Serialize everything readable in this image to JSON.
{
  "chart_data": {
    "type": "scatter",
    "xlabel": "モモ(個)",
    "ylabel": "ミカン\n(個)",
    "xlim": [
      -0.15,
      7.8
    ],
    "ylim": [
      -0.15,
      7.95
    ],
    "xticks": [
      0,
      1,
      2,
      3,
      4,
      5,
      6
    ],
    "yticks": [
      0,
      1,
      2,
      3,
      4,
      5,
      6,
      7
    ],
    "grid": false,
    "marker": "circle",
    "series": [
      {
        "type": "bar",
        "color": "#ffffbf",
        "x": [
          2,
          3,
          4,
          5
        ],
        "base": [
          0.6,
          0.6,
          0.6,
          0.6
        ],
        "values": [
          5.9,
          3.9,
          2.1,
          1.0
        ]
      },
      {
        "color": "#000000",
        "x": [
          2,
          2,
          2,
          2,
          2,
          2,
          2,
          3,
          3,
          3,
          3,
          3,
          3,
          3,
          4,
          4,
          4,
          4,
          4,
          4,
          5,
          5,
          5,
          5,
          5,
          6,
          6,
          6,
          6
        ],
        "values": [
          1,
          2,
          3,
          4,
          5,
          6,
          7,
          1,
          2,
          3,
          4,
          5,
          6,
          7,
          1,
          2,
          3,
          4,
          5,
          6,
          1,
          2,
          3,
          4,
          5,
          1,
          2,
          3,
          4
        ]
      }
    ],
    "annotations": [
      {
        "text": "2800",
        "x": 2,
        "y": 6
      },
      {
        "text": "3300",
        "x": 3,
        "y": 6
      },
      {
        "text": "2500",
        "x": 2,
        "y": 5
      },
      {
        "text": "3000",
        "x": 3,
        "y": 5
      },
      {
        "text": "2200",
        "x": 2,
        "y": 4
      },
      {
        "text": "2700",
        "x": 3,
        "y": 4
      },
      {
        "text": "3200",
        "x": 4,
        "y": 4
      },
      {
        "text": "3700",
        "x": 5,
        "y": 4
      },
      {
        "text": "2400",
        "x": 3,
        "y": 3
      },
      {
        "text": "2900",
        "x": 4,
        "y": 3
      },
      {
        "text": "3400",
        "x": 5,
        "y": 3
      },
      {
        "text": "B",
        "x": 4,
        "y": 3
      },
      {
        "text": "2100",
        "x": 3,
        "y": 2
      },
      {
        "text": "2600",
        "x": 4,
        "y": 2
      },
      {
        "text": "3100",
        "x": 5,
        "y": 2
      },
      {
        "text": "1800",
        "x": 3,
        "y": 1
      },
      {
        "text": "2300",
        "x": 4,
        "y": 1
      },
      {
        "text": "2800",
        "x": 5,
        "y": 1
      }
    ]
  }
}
########################################
● **WHAT YOU HAVE TO DO**: All entries must be repeated verbatim.

● **ANSWER TO THIS PROBLEM**:
Serialize everything readable in this image to JSON.
{
  "chart_data": {
    "type": "scatter",
    "xlabel": "モモ(個)",
    "ylabel": "ミカン\n(個)",
    "xlim": [
      -0.15,
      7.8
    ],
    "ylim": [
      -0.15,
      7.95
    ],
    "xticks": [
      0,
      1,
      2,
      3,
      4,
      5,
      6
    ],
    "yticks": [
      0,
      1,
      2,
      3,
      4,
      5,
      6,
      7
    ],
    "grid": false,
    "marker": "circle",
    "series": [
      {
        "type": "bar",
        "color": "#ffffbf",
        "x": [
          2,
          3,
          4,
          5
        ],
        "base": [
          0.6,
          0.6,
          0.6,
          0.6
        ],
        "values": [
          5.9,
          3.9,
          2.1,
          1.0
        ]
      },
      {
        "color": "#000000",
        "x": [
          2,
          2,
          2,
          2,
          2,
          2,
          2,
          3,
          3,
          3,
          3,
          3,
          3,
          3,
          4,
          4,
          4,
          4,
          4,
          4,
          5,
          5,
          5,
          5,
          5,
          6,
          6,
          6,
          6
        ],
        "values": [
          1,
          2,
          3,
          4,
          5,
          6,
          7,
          1,
          2,
          3,
          4,
          5,
          6,
          7,
          1,
          2,
          3,
          4,
          5,
          6,
          1,
          2,
          3,
          4,
          5,
          1,
          2,
          3,
          4
        ]
      }
    ],
    "annotations": [
      {
        "text": "2800",
        "x": 2,
        "y": 6
      },
      {
        "text": "3300",
        "x": 3,
        "y": 6
      },
      {
        "text": "2500",
        "x": 2,
        "y": 5
      },
      {
        "text": "3000",
        "x": 3,
        "y": 5
      },
      {
        "text": "2200",
        "x": 2,
        "y": 4
      },
      {
        "text": "2700",
        "x": 3,
        "y": 4
      },
      {
        "text": "3200",
        "x": 4,
        "y": 4
      },
      {
        "text": "3700",
        "x": 5,
        "y": 4
      },
      {
        "text": "2400",
        "x": 3,
        "y": 3
      },
      {
        "text": "2900",
        "x": 4,
        "y": 3
      },
      {
        "text": "3400",
        "x": 5,
        "y": 3
      },
      {
        "text": "B",
        "x": 4,
        "y": 3
      },
      {
        "text": "2100",
        "x": 3,
        "y": 2
      },
      {
        "text": "2600",
        "x": 4,
        "y": 2
      },
      {
        "text": "3100",
        "x": 5,
        "y": 2
      },
      {
        "text": "1800",
        "x": 3,
        "y": 1
      },
      {
        "text": "2300",
        "x": 4,
        "y": 1
      },
      {
        "text": "2800",
        "x": 5,
        "y": 1
      }
    ]
  }
}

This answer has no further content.